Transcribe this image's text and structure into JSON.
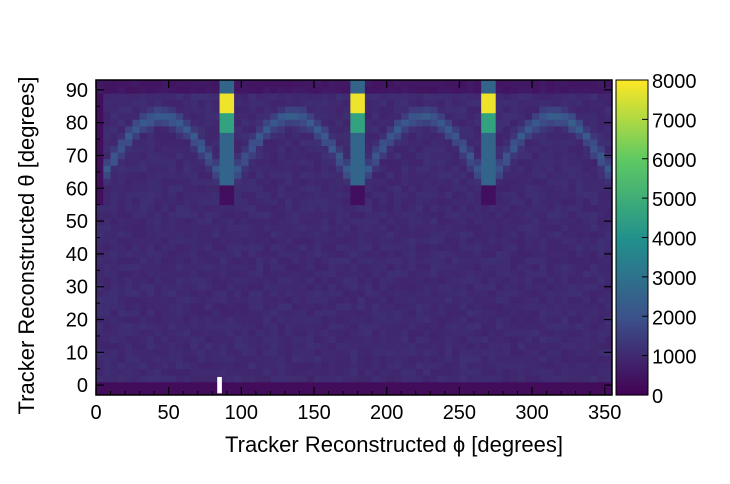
{
  "chart_data": {
    "type": "heatmap",
    "title": "",
    "xlabel": "Tracker Reconstructed ϕ [degrees]",
    "ylabel": "Tracker Reconstructed θ [degrees]",
    "xlim": [
      0,
      355
    ],
    "ylim": [
      -3,
      93
    ],
    "x_ticks": [
      "0",
      "50",
      "100",
      "150",
      "200",
      "250",
      "300",
      "350"
    ],
    "y_ticks": [
      "0",
      "10",
      "20",
      "30",
      "40",
      "50",
      "60",
      "70",
      "80",
      "90"
    ],
    "bin_width_x": 5,
    "bin_width_y": 2,
    "colorscale": "viridis",
    "colorbar": {
      "min": 0,
      "max": 8000,
      "ticks": [
        "0",
        "1000",
        "2000",
        "3000",
        "4000",
        "5000",
        "6000",
        "7000",
        "8000"
      ]
    },
    "description_features": {
      "low_theta_band_counts": 300,
      "bulk_counts": 1000,
      "arc_peak_counts": 2300,
      "hot_phi_columns": [
        90,
        180,
        270
      ],
      "hot_column_peak_counts": 7800,
      "empty_bin": {
        "phi": 85,
        "theta": 0
      }
    }
  },
  "colors": {
    "viridis": [
      "#440154",
      "#3b528b",
      "#21918c",
      "#5ec962",
      "#fde725"
    ]
  }
}
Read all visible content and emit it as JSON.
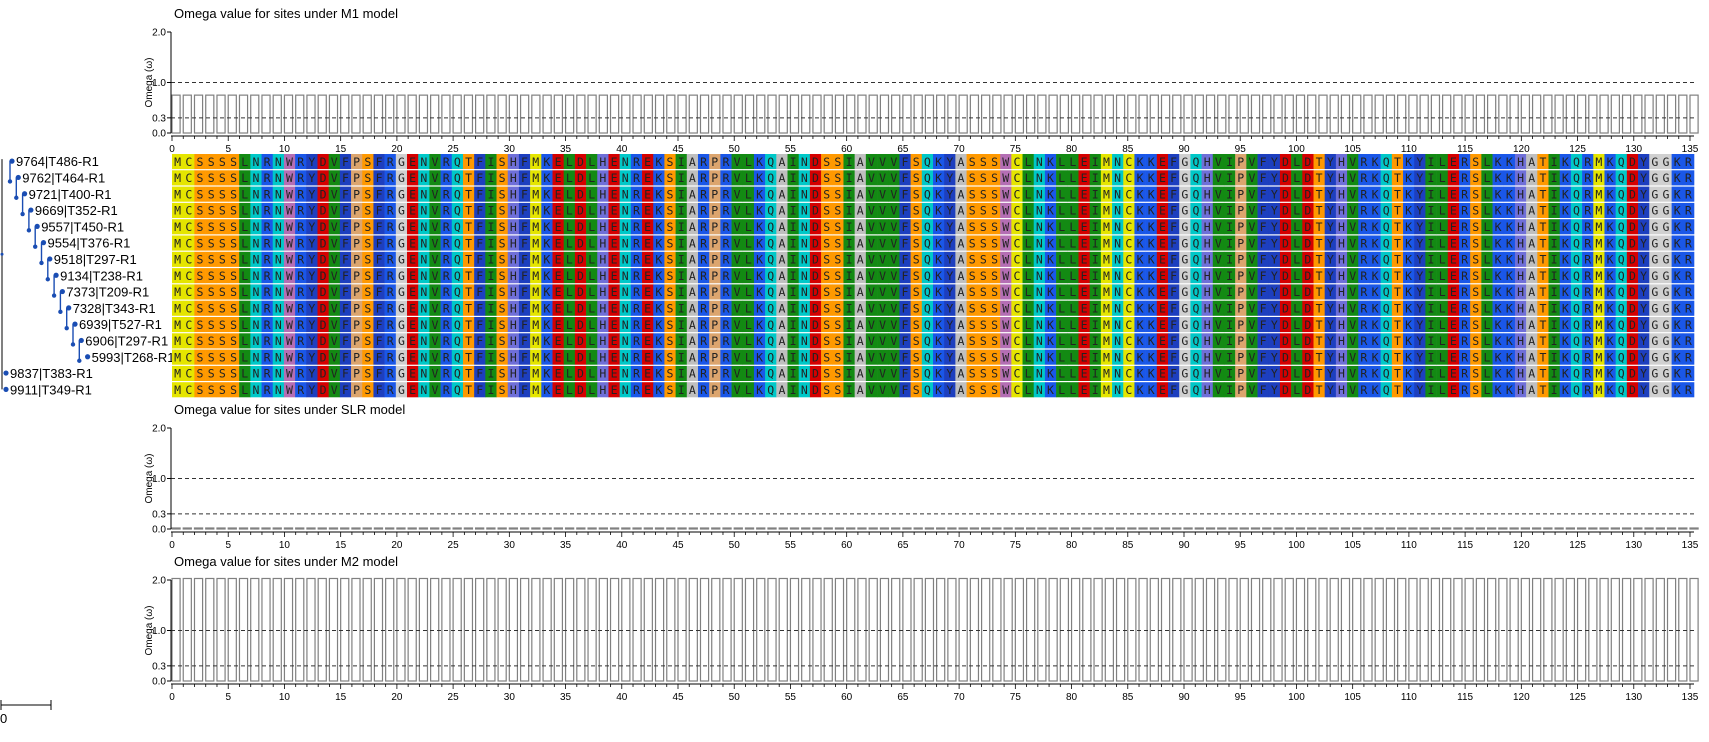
{
  "panels": [
    {
      "title": "Omega value for sites under M1 model",
      "ylabel": "Omega (ω)",
      "ytick_labels": [
        "2.0",
        "1.0",
        "0.3",
        "0.0"
      ],
      "chart_data": {
        "type": "bar",
        "title": "Omega value for sites under M1 model",
        "ylabel": "Omega (ω)",
        "xlabel": "",
        "ylim": [
          0,
          2
        ],
        "reference_lines": [
          1.0,
          0.3
        ],
        "sites": 136,
        "value_all_sites": 0.75,
        "xticks": [
          0,
          5,
          10,
          15,
          20,
          25,
          30,
          35,
          40,
          45,
          50,
          55,
          60,
          65,
          70,
          75,
          80,
          85,
          90,
          95,
          100,
          105,
          110,
          115,
          120,
          125,
          130,
          135
        ]
      }
    },
    {
      "title": "Omega value for sites under SLR model",
      "ylabel": "Omega (ω)",
      "ytick_labels": [
        "2.0",
        "1.0",
        "0.3",
        "0.0"
      ],
      "chart_data": {
        "type": "bar",
        "title": "Omega value for sites under SLR model",
        "ylabel": "Omega (ω)",
        "xlabel": "",
        "ylim": [
          0,
          2
        ],
        "reference_lines": [
          1.0,
          0.3
        ],
        "sites": 136,
        "value_all_sites": 0.02,
        "xticks": [
          0,
          5,
          10,
          15,
          20,
          25,
          30,
          35,
          40,
          45,
          50,
          55,
          60,
          65,
          70,
          75,
          80,
          85,
          90,
          95,
          100,
          105,
          110,
          115,
          120,
          125,
          130,
          135
        ]
      }
    },
    {
      "title": "Omega value for sites under M2 model",
      "ylabel": "Omega (ω)",
      "ytick_labels": [
        "2.0",
        "1.0",
        "0.3",
        "0.0"
      ],
      "chart_data": {
        "type": "bar",
        "title": "Omega value for sites under M2 model",
        "ylabel": "Omega (ω)",
        "xlabel": "",
        "ylim": [
          0,
          2
        ],
        "reference_lines": [
          1.0,
          0.3
        ],
        "sites": 136,
        "value_all_sites": 2.05,
        "xticks": [
          0,
          5,
          10,
          15,
          20,
          25,
          30,
          35,
          40,
          45,
          50,
          55,
          60,
          65,
          70,
          75,
          80,
          85,
          90,
          95,
          100,
          105,
          110,
          115,
          120,
          125,
          130,
          135
        ]
      }
    }
  ],
  "tree": {
    "leaves": [
      "9764|T486-R1",
      "9762|T464-R1",
      "9721|T400-R1",
      "9669|T352-R1",
      "9557|T450-R1",
      "9554|T376-R1",
      "9518|T297-R1",
      "9134|T238-R1",
      "7373|T209-R1",
      "7328|T343-R1",
      "6939|T527-R1",
      "6906|T297-R1",
      "5993|T268-R1",
      "9837|T383-R1",
      "9911|T349-R1"
    ],
    "scale_label": "0",
    "branch_color": "#1a4db3"
  },
  "alignment": {
    "sequence": "MCSSSSLNRNWRYDVFPSFRGENVRQTFISHFMKELDLHENREKSIARPRVLKQAINDSSIAVVVFSQKYASSSWCLNKLLEIMNCKKEFGQHVIPVFYDLDTYHVRKQTKYILERSLKKHATIKQRMKQDYGGKR",
    "row_count": 15,
    "colors": {
      "A": "#bfbfbf",
      "C": "#e5e500",
      "D": "#d50000",
      "E": "#d50000",
      "F": "#1d3fbf",
      "G": "#d0d0d0",
      "H": "#6f6fd8",
      "I": "#138a13",
      "K": "#1a57e8",
      "L": "#138a13",
      "M": "#e5e500",
      "N": "#00c8c8",
      "P": "#dca56e",
      "Q": "#00c8c8",
      "R": "#1a57e8",
      "S": "#ff9900",
      "T": "#ff9900",
      "V": "#138a13",
      "W": "#b46eb4",
      "Y": "#1d3fbf"
    }
  },
  "colors": {
    "axis": "#000000",
    "bar_stroke": "#808080",
    "reference_line": "#333333"
  }
}
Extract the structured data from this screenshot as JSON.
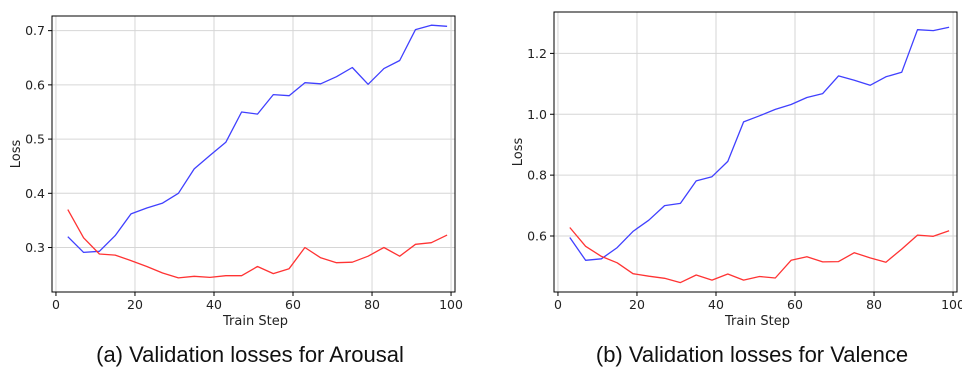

= = =

■ **What you are asked to do**
Would you return the data exactly as written, without the pictures?

■ **Expected answer**
Transcribe this image's text and structure into JSON.
{
  "chart_data": {
    "type": "heatmap",
    "title": "",
    "xlabel": "Tracker Reconstructed ϕ [degrees]",
    "ylabel": "Tracker Reconstructed θ [degrees]",
    "xlim": [
      0,
      355
    ],
    "ylim": [
      -3,
      93
    ],
    "x_ticks": [
      "0",
      "50",
      "100",
      "150",
      "200",
      "250",
      "300",
      "350"
    ],
    "y_ticks": [
      "0",
      "10",
      "20",
      "30",
      "40",
      "50",
      "60",
      "70",
      "80",
      "90"
    ],
    "bin_width_x": 5,
    "bin_width_y": 2,
    "colorscale": "viridis",
    "colorbar": {
      "min": 0,
      "max": 8000,
      "ticks": [
        "0",
        "1000",
        "2000",
        "3000",
        "4000",
        "5000",
        "6000",
        "7000",
        "8000"
      ]
    },
    "description_features": {
      "low_theta_band_counts": 300,
      "bulk_counts": 1000,
      "arc_peak_counts": 2300,
      "hot_phi_columns": [
        90,
        180,
        270
      ],
      "hot_column_peak_counts": 7800,
      "empty_bin": {
        "phi": 85,
        "theta": 0
      }
    }
  },
  "colors": {
    "viridis": [
      "#440154",
      "#3b528b",
      "#21918c",
      "#5ec962",
      "#fde725"
    ]
  }
}
Read all visible content and emit it as JSON.
{
  "panels": [
    {
      "title": "Omega value for sites under M1 model",
      "ylabel": "Omega (ω)",
      "ytick_labels": [
        "2.0",
        "1.0",
        "0.3",
        "0.0"
      ],
      "chart_data": {
        "type": "bar",
        "title": "Omega value for sites under M1 model",
        "ylabel": "Omega (ω)",
        "xlabel": "",
        "ylim": [
          0,
          2
        ],
        "reference_lines": [
          1.0,
          0.3
        ],
        "sites": 136,
        "value_all_sites": 0.75,
        "xticks": [
          0,
          5,
          10,
          15,
          20,
          25,
          30,
          35,
          40,
          45,
          50,
          55,
          60,
          65,
          70,
          75,
          80,
          85,
          90,
          95,
          100,
          105,
          110,
          115,
          120,
          125,
          130,
          135
        ]
      }
    },
    {
      "title": "Omega value for sites under SLR model",
      "ylabel": "Omega (ω)",
      "ytick_labels": [
        "2.0",
        "1.0",
        "0.3",
        "0.0"
      ],
      "chart_data": {
        "type": "bar",
        "title": "Omega value for sites under SLR model",
        "ylabel": "Omega (ω)",
        "xlabel": "",
        "ylim": [
          0,
          2
        ],
        "reference_lines": [
          1.0,
          0.3
        ],
        "sites": 136,
        "value_all_sites": 0.02,
        "xticks": [
          0,
          5,
          10,
          15,
          20,
          25,
          30,
          35,
          40,
          45,
          50,
          55,
          60,
          65,
          70,
          75,
          80,
          85,
          90,
          95,
          100,
          105,
          110,
          115,
          120,
          125,
          130,
          135
        ]
      }
    },
    {
      "title": "Omega value for sites under M2 model",
      "ylabel": "Omega (ω)",
      "ytick_labels": [
        "2.0",
        "1.0",
        "0.3",
        "0.0"
      ],
      "chart_data": {
        "type": "bar",
        "title": "Omega value for sites under M2 model",
        "ylabel": "Omega (ω)",
        "xlabel": "",
        "ylim": [
          0,
          2
        ],
        "reference_lines": [
          1.0,
          0.3
        ],
        "sites": 136,
        "value_all_sites": 2.05,
        "xticks": [
          0,
          5,
          10,
          15,
          20,
          25,
          30,
          35,
          40,
          45,
          50,
          55,
          60,
          65,
          70,
          75,
          80,
          85,
          90,
          95,
          100,
          105,
          110,
          115,
          120,
          125,
          130,
          135
        ]
      }
    }
  ],
  "tree": {
    "leaves": [
      "9764|T486-R1",
      "9762|T464-R1",
      "9721|T400-R1",
      "9669|T352-R1",
      "9557|T450-R1",
      "9554|T376-R1",
      "9518|T297-R1",
      "9134|T238-R1",
      "7373|T209-R1",
      "7328|T343-R1",
      "6939|T527-R1",
      "6906|T297-R1",
      "5993|T268-R1",
      "9837|T383-R1",
      "9911|T349-R1"
    ],
    "scale_label": "0",
    "branch_color": "#1a4db3"
  },
  "alignment": {
    "sequence": "MCSSSSLNRNWRYDVFPSFRGENVRQTFISHFMKELDLHENREKSIARPRVLKQAINDSSIAVVVFSQKYASSSWCLNKLLEIMNCKKEFGQHVIPVFYDLDTYHVRKQTKYILERSLKKHATIKQRMKQDYGGKR",
    "row_count": 15,
    "colors": {
      "A": "#bfbfbf",
      "C": "#e5e500",
      "D": "#d50000",
      "E": "#d50000",
      "F": "#1d3fbf",
      "G": "#d0d0d0",
      "H": "#6f6fd8",
      "I": "#138a13",
      "K": "#1a57e8",
      "L": "#138a13",
      "M": "#e5e500",
      "N": "#00c8c8",
      "P": "#dca56e",
      "Q": "#00c8c8",
      "R": "#1a57e8",
      "S": "#ff9900",
      "T": "#ff9900",
      "V": "#138a13",
      "W": "#b46eb4",
      "Y": "#1d3fbf"
    }
  },
  "colors": {
    "axis": "#000000",
    "bar_stroke": "#808080",
    "reference_line": "#333333"
  }
}
Extract the structured data from this screenshot as JSON.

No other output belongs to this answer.